**EXERCISE PROMPT**
Find the lines that contain the word "enabled" and copy each one.
____
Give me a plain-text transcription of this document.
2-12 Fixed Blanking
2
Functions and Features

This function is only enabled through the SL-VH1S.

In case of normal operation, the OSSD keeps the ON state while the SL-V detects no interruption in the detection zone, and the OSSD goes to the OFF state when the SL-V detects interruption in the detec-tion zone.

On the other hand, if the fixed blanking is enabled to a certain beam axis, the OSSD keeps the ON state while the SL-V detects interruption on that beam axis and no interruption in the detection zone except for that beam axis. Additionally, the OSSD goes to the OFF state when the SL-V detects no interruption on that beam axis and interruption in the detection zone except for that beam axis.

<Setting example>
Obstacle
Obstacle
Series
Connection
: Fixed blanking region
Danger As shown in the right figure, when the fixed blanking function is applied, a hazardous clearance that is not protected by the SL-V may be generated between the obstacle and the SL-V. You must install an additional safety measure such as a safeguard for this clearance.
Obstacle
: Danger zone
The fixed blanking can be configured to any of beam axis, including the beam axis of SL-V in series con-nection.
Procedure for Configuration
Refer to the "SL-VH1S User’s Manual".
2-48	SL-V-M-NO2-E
____
**CORRECT RESULT**
This function is only enabled through the SL-VH1S.
On the other hand, if the fixed blanking is enabled to a certain beam axis, the OSSD keeps the ON state while the SL-V detects interruption on that beam axis and no interruption in the detection zone except for that beam axis. Additionally, the OSSD goes to the OFF state when the SL-V detects no interruption on that beam axis and interruption in the detection zone except for that beam axis.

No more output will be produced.